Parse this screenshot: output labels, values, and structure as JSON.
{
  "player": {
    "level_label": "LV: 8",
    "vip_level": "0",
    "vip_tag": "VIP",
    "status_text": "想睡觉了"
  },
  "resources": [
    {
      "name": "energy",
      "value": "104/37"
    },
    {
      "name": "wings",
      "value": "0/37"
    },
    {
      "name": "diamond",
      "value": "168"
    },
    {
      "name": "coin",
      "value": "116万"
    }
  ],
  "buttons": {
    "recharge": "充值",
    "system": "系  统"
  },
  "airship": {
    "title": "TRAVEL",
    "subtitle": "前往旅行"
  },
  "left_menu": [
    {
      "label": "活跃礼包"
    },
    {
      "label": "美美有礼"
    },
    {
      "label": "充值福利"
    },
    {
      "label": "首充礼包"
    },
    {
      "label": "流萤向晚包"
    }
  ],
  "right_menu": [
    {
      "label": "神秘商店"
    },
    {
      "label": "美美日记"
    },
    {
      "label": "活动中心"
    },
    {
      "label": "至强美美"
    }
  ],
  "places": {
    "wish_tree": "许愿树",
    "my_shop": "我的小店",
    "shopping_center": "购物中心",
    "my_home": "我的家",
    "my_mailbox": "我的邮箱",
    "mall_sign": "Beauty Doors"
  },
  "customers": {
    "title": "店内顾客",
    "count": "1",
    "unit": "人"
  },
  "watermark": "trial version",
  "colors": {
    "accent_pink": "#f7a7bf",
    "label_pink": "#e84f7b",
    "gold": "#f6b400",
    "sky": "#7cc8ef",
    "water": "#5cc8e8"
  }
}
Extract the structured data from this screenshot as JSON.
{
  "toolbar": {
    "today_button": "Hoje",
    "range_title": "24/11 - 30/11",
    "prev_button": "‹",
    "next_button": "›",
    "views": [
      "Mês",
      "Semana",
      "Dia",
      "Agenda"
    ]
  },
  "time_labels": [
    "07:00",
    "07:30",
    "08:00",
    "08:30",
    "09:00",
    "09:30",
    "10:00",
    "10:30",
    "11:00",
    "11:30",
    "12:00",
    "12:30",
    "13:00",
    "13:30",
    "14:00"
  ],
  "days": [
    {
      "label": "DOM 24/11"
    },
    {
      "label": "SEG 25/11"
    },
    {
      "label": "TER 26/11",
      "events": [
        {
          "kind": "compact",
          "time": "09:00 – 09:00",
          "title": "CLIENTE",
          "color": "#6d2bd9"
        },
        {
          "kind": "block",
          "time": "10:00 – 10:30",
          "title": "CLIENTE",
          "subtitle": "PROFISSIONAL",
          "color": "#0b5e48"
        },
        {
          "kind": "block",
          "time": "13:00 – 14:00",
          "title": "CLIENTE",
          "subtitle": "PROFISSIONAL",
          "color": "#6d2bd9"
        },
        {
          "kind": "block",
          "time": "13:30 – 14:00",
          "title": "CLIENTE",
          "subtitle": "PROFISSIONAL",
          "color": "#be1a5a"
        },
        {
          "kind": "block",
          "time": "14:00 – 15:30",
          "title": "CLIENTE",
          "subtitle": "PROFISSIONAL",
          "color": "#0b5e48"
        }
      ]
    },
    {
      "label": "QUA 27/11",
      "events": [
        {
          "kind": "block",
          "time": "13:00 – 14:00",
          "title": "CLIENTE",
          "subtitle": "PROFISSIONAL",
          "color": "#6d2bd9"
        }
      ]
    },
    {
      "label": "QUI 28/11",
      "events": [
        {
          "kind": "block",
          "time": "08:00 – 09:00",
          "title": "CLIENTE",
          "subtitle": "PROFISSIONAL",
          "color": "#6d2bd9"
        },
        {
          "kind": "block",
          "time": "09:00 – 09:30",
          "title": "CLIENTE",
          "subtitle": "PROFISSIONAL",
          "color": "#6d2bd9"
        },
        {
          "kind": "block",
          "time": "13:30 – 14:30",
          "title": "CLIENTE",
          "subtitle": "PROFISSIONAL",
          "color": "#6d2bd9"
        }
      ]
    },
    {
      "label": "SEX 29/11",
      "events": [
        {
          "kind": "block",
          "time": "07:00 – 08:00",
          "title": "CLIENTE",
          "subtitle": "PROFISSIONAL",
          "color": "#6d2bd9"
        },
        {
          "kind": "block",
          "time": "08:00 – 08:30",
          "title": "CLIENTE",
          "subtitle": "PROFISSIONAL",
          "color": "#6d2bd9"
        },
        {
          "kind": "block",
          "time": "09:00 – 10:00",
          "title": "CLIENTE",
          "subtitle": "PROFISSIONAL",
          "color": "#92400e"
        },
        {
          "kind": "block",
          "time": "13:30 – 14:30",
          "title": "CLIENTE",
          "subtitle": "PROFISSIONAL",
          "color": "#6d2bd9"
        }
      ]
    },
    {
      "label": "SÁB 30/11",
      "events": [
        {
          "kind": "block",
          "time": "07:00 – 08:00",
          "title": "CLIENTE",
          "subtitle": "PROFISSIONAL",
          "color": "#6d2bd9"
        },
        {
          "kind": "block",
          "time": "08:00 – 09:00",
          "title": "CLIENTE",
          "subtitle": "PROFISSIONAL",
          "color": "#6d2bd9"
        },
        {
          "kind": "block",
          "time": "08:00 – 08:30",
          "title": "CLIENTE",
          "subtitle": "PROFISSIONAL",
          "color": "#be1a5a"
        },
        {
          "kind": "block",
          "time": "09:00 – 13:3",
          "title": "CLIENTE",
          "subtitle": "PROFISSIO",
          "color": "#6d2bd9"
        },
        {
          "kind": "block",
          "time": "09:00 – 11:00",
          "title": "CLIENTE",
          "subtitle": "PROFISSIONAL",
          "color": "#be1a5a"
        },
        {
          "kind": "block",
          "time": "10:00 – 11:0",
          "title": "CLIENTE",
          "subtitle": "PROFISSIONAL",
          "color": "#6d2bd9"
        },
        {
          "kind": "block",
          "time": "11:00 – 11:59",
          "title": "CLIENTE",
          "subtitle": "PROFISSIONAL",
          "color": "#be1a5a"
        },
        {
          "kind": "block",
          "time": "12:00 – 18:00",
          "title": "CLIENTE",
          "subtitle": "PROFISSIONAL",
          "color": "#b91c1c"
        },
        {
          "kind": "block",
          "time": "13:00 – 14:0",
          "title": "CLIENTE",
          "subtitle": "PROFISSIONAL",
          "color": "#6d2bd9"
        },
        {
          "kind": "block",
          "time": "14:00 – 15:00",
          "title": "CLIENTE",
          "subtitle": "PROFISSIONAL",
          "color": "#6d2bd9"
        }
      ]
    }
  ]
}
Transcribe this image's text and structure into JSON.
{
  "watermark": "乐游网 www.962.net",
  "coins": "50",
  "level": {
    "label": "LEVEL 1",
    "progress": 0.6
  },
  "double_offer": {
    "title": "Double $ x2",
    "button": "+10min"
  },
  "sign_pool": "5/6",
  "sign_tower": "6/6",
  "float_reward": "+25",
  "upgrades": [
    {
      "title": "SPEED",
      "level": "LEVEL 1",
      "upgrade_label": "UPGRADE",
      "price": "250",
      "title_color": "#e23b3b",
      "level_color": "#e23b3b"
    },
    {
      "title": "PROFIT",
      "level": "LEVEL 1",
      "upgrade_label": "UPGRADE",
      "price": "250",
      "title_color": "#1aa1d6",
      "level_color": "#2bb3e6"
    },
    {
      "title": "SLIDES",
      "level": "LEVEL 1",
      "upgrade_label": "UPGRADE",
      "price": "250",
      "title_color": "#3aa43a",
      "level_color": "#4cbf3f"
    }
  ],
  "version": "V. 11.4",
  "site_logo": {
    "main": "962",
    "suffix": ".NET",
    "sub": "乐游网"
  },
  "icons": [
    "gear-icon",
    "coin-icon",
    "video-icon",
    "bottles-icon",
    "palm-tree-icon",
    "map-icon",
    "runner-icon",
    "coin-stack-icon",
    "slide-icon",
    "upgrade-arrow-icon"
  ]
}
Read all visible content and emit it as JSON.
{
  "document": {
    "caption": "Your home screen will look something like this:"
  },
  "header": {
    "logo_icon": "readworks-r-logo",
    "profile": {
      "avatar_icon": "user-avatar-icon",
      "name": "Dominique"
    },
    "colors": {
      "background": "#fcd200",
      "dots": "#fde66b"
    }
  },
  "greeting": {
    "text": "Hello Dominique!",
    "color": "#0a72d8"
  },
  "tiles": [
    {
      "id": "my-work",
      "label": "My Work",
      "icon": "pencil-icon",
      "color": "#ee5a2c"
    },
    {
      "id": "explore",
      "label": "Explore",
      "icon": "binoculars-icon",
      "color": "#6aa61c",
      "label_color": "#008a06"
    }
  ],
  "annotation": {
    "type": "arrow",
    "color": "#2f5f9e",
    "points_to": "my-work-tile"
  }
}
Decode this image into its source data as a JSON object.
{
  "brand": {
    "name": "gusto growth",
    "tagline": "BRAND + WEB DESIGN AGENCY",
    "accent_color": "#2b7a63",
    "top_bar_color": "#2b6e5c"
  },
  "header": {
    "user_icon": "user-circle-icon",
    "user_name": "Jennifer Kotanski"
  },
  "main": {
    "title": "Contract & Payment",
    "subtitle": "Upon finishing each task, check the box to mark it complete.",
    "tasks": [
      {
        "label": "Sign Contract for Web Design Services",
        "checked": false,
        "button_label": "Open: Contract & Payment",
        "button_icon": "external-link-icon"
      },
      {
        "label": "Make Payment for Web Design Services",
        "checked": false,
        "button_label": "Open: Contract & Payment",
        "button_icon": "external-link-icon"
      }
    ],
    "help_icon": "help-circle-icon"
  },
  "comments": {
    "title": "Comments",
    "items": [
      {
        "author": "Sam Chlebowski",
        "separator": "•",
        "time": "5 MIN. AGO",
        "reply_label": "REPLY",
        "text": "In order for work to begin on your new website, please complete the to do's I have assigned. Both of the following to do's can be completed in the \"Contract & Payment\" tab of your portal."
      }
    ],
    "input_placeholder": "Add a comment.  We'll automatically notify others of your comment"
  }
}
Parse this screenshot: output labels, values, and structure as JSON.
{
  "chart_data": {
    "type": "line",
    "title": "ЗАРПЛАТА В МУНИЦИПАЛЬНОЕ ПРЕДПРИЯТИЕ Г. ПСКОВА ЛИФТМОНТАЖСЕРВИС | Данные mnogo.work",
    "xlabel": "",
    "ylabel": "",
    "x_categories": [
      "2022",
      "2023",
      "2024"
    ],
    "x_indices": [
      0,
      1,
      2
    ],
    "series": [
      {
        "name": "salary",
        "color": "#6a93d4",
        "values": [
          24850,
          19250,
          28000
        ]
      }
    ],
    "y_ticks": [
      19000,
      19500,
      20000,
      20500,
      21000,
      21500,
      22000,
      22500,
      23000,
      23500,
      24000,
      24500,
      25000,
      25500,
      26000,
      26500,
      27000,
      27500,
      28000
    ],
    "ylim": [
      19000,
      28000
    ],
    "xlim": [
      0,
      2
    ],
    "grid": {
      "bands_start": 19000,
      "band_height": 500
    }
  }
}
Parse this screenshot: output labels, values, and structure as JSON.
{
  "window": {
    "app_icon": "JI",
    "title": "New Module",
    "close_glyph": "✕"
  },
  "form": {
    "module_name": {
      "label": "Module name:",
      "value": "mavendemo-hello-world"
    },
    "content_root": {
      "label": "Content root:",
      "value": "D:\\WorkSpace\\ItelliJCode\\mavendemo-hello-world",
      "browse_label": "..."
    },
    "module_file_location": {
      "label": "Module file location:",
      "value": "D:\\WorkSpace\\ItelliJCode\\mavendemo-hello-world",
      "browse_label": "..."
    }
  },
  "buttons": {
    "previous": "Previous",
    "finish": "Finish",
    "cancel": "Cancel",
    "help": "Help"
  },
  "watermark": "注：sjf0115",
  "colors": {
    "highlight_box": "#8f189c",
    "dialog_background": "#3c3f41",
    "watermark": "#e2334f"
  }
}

::::::

# Objective
Return each line of the listing that holds the string "help".

# Result of this task
    "help_icon": "help-circle-icon"
    "help": "Help"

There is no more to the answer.